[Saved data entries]
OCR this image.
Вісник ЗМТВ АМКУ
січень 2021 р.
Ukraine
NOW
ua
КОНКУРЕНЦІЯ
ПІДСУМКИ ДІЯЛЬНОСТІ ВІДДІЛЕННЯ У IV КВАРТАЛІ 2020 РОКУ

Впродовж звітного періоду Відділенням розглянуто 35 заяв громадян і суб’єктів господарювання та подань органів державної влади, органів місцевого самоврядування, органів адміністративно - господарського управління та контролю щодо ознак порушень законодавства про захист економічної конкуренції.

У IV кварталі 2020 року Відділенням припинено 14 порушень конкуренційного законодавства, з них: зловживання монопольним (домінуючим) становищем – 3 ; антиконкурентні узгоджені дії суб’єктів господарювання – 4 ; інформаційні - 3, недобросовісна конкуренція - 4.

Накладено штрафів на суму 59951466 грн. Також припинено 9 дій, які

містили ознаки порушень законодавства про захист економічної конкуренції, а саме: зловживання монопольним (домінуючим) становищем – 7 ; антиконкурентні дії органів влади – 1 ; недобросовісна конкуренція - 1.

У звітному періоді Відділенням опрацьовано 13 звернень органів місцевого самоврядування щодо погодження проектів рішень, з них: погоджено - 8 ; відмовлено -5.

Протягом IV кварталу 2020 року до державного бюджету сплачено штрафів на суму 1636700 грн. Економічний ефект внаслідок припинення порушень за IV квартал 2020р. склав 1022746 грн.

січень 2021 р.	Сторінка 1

## What you need to do
Above are entries; state the number of lines among them that contain "припинено", and nothing else.

## Completed task
2